Dataset items
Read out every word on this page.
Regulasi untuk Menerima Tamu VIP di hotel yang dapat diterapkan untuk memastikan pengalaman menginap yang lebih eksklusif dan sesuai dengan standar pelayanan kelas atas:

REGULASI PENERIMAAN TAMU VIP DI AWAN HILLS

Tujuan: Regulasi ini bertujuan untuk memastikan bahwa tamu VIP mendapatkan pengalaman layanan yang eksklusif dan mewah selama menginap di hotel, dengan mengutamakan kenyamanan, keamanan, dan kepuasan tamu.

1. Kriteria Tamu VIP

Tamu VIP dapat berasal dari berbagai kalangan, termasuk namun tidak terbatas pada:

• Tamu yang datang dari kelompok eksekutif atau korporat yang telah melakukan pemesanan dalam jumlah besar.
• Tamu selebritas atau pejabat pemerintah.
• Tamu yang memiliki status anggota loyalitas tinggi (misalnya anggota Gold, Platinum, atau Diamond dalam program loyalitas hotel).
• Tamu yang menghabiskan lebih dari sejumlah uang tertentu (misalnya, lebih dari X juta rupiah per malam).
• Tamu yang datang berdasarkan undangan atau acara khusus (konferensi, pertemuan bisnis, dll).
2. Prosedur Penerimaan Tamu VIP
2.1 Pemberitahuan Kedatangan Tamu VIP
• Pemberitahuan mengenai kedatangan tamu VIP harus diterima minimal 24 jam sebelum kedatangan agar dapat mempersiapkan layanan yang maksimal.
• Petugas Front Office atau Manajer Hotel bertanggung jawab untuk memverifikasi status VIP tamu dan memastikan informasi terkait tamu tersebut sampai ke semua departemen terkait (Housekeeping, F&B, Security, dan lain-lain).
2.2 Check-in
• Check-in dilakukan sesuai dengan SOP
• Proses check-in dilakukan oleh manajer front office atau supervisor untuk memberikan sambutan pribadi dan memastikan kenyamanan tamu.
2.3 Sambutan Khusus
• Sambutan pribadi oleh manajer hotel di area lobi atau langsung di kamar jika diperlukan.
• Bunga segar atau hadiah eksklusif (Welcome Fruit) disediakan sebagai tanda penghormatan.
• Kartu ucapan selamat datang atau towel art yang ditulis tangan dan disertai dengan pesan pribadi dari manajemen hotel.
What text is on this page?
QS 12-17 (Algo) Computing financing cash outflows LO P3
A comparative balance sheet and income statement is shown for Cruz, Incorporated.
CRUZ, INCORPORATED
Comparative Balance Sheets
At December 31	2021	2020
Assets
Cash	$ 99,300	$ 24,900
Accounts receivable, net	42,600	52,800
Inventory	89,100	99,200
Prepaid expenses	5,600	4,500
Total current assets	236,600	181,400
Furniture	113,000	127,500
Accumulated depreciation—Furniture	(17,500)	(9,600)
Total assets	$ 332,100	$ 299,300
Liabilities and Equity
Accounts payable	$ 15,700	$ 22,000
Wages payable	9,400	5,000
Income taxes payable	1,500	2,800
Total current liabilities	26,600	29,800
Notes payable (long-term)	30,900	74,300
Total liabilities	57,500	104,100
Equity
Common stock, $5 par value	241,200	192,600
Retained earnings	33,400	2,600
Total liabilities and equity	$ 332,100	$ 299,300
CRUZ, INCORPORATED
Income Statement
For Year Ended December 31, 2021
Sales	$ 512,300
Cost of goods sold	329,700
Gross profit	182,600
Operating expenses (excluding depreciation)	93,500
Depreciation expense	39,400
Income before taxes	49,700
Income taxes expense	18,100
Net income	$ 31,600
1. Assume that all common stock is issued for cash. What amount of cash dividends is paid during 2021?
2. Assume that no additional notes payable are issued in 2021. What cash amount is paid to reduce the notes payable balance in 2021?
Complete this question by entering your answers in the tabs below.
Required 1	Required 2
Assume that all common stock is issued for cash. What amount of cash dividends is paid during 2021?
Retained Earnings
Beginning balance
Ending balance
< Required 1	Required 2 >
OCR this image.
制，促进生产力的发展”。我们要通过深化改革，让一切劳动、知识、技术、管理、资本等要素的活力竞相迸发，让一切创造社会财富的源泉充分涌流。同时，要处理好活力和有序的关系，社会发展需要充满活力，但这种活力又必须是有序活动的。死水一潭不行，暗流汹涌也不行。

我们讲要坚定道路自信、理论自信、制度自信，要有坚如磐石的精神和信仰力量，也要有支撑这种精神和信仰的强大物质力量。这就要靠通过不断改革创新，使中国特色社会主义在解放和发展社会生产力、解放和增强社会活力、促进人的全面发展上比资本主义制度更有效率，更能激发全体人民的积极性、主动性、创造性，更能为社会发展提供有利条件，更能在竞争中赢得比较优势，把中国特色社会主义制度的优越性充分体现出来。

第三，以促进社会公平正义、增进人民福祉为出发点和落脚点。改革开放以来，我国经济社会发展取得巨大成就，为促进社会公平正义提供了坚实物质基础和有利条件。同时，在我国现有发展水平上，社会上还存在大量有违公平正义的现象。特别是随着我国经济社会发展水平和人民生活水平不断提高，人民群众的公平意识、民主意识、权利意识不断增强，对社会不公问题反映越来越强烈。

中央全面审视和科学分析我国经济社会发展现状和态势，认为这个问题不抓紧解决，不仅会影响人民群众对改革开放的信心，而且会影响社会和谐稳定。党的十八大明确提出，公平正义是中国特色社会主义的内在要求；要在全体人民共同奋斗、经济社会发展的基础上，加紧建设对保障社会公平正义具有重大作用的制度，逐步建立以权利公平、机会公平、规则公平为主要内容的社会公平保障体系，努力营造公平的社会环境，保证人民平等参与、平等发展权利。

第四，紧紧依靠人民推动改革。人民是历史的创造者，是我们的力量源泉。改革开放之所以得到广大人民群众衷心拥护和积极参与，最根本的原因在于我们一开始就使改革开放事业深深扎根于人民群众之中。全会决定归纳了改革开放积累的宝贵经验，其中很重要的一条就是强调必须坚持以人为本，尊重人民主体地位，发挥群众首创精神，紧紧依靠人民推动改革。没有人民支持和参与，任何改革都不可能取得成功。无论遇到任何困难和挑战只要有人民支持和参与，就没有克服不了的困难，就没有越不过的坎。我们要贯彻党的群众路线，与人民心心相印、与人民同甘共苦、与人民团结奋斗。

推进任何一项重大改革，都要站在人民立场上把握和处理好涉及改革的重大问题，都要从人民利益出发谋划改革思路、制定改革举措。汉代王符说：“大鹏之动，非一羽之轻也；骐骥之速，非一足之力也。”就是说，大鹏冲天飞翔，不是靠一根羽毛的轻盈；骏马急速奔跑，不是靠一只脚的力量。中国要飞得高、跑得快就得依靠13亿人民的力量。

== What the task asks ==
In the entries above, find each line with the string "oleh" and copy it.

== Answer for the task ==
• Proses check-in dilakukan oleh manajer front office atau supervisor untuk memberikan sambutan pribadi dan memastikan kenyamanan tamu.
• Sambutan pribadi oleh manajer hotel di area lobi atau langsung di kamar jika diperlukan.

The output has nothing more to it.